Provided records start
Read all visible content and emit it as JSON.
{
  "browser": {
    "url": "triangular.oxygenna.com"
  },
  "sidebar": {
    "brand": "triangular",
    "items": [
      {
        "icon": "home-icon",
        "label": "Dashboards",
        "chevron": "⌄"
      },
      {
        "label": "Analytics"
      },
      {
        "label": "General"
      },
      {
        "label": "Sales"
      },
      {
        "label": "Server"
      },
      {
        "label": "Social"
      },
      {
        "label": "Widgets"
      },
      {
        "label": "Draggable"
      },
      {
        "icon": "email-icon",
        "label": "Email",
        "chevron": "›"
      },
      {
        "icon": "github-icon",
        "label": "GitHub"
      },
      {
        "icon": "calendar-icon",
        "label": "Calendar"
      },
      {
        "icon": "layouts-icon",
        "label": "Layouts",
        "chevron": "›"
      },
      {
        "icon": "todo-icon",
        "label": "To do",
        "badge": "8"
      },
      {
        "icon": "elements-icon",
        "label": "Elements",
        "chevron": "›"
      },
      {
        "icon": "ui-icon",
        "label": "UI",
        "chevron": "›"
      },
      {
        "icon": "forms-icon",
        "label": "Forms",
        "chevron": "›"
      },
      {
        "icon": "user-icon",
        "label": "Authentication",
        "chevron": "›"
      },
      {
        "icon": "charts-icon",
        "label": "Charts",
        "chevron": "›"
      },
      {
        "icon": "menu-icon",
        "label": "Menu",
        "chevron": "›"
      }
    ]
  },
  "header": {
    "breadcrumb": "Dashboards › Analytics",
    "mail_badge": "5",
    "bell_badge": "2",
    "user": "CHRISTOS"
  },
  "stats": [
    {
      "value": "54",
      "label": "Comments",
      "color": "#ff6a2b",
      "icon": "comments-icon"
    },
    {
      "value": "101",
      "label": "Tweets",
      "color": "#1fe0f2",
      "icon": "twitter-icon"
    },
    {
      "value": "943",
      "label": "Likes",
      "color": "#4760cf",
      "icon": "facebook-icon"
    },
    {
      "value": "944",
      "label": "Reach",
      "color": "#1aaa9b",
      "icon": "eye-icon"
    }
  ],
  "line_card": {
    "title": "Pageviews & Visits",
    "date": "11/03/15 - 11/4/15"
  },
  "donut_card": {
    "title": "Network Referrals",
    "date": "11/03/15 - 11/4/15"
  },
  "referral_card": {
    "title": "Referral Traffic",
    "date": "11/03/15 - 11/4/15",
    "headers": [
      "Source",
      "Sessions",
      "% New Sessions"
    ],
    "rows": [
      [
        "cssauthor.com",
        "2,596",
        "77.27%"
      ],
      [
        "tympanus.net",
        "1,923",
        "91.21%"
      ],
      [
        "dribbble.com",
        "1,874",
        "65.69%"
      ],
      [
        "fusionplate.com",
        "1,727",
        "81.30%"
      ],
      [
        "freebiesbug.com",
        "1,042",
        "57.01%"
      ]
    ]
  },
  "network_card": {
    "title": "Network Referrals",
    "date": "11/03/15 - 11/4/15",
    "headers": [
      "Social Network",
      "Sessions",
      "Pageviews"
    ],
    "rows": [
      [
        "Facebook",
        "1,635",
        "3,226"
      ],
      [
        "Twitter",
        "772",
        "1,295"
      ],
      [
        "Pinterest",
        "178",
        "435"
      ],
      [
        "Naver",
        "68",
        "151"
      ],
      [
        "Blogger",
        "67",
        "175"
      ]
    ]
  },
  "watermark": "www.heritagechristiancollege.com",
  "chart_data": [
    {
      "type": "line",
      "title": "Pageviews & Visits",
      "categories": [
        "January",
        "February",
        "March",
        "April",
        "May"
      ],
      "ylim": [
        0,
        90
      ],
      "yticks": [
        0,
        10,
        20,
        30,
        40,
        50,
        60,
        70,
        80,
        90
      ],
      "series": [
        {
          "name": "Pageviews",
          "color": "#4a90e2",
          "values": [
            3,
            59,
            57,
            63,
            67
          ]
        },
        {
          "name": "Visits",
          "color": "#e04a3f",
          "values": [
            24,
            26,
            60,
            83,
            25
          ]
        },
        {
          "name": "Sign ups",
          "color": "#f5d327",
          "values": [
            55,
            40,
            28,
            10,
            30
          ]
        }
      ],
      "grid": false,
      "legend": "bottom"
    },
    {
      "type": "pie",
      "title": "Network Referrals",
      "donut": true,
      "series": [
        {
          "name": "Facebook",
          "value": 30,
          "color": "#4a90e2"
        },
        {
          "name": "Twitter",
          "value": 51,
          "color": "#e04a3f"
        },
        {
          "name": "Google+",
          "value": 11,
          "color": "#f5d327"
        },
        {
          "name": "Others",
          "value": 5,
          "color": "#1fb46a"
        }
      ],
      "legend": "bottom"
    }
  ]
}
Provided records end
Extract all of the material exactly as it is written.

Response to this task:
Read all visible content and emit it as JSON.
{
  "browser": {
    "url": "triangular.oxygenna.com"
  },
  "sidebar": {
    "brand": "triangular",
    "items": [
      {
        "icon": "home-icon",
        "label": "Dashboards",
        "chevron": "⌄"
      },
      {
        "label": "Analytics"
      },
      {
        "label": "General"
      },
      {
        "label": "Sales"
      },
      {
        "label": "Server"
      },
      {
        "label": "Social"
      },
      {
        "label": "Widgets"
      },
      {
        "label": "Draggable"
      },
      {
        "icon": "email-icon",
        "label": "Email",
        "chevron": "›"
      },
      {
        "icon": "github-icon",
        "label": "GitHub"
      },
      {
        "icon": "calendar-icon",
        "label": "Calendar"
      },
      {
        "icon": "layouts-icon",
        "label": "Layouts",
        "chevron": "›"
      },
      {
        "icon": "todo-icon",
        "label": "To do",
        "badge": "8"
      },
      {
        "icon": "elements-icon",
        "label": "Elements",
        "chevron": "›"
      },
      {
        "icon": "ui-icon",
        "label": "UI",
        "chevron": "›"
      },
      {
        "icon": "forms-icon",
        "label": "Forms",
        "chevron": "›"
      },
      {
        "icon": "user-icon",
        "label": "Authentication",
        "chevron": "›"
      },
      {
        "icon": "charts-icon",
        "label": "Charts",
        "chevron": "›"
      },
      {
        "icon": "menu-icon",
        "label": "Menu",
        "chevron": "›"
      }
    ]
  },
  "header": {
    "breadcrumb": "Dashboards › Analytics",
    "mail_badge": "5",
    "bell_badge": "2",
    "user": "CHRISTOS"
  },
  "stats": [
    {
      "value": "54",
      "label": "Comments",
      "color": "#ff6a2b",
      "icon": "comments-icon"
    },
    {
      "value": "101",
      "label": "Tweets",
      "color": "#1fe0f2",
      "icon": "twitter-icon"
    },
    {
      "value": "943",
      "label": "Likes",
      "color": "#4760cf",
      "icon": "facebook-icon"
    },
    {
      "value": "944",
      "label": "Reach",
      "color": "#1aaa9b",
      "icon": "eye-icon"
    }
  ],
  "line_card": {
    "title": "Pageviews & Visits",
    "date": "11/03/15 - 11/4/15"
  },
  "donut_card": {
    "title": "Network Referrals",
    "date": "11/03/15 - 11/4/15"
  },
  "referral_card": {
    "title": "Referral Traffic",
    "date": "11/03/15 - 11/4/15",
    "headers": [
      "Source",
      "Sessions",
      "% New Sessions"
    ],
    "rows": [
      [
        "cssauthor.com",
        "2,596",
        "77.27%"
      ],
      [
        "tympanus.net",
        "1,923",
        "91.21%"
      ],
      [
        "dribbble.com",
        "1,874",
        "65.69%"
      ],
      [
        "fusionplate.com",
        "1,727",
        "81.30%"
      ],
      [
        "freebiesbug.com",
        "1,042",
        "57.01%"
      ]
    ]
  },
  "network_card": {
    "title": "Network Referrals",
    "date": "11/03/15 - 11/4/15",
    "headers": [
      "Social Network",
      "Sessions",
      "Pageviews"
    ],
    "rows": [
      [
        "Facebook",
        "1,635",
        "3,226"
      ],
      [
        "Twitter",
        "772",
        "1,295"
      ],
      [
        "Pinterest",
        "178",
        "435"
      ],
      [
        "Naver",
        "68",
        "151"
      ],
      [
        "Blogger",
        "67",
        "175"
      ]
    ]
  },
  "watermark": "www.heritagechristiancollege.com",
  "chart_data": [
    {
      "type": "line",
      "title": "Pageviews & Visits",
      "categories": [
        "January",
        "February",
        "March",
        "April",
        "May"
      ],
      "ylim": [
        0,
        90
      ],
      "yticks": [
        0,
        10,
        20,
        30,
        40,
        50,
        60,
        70,
        80,
        90
      ],
      "series": [
        {
          "name": "Pageviews",
          "color": "#4a90e2",
          "values": [
            3,
            59,
            57,
            63,
            67
          ]
        },
        {
          "name": "Visits",
          "color": "#e04a3f",
          "values": [
            24,
            26,
            60,
            83,
            25
          ]
        },
        {
          "name": "Sign ups",
          "color": "#f5d327",
          "values": [
            55,
            40,
            28,
            10,
            30
          ]
        }
      ],
      "grid": false,
      "legend": "bottom"
    },
    {
      "type": "pie",
      "title": "Network Referrals",
      "donut": true,
      "series": [
        {
          "name": "Facebook",
          "value": 30,
          "color": "#4a90e2"
        },
        {
          "name": "Twitter",
          "value": 51,
          "color": "#e04a3f"
        },
        {
          "name": "Google+",
          "value": 11,
          "color": "#f5d327"
        },
        {
          "name": "Others",
          "value": 5,
          "color": "#1fb46a"
        }
      ],
      "legend": "bottom"
    }
  ]
}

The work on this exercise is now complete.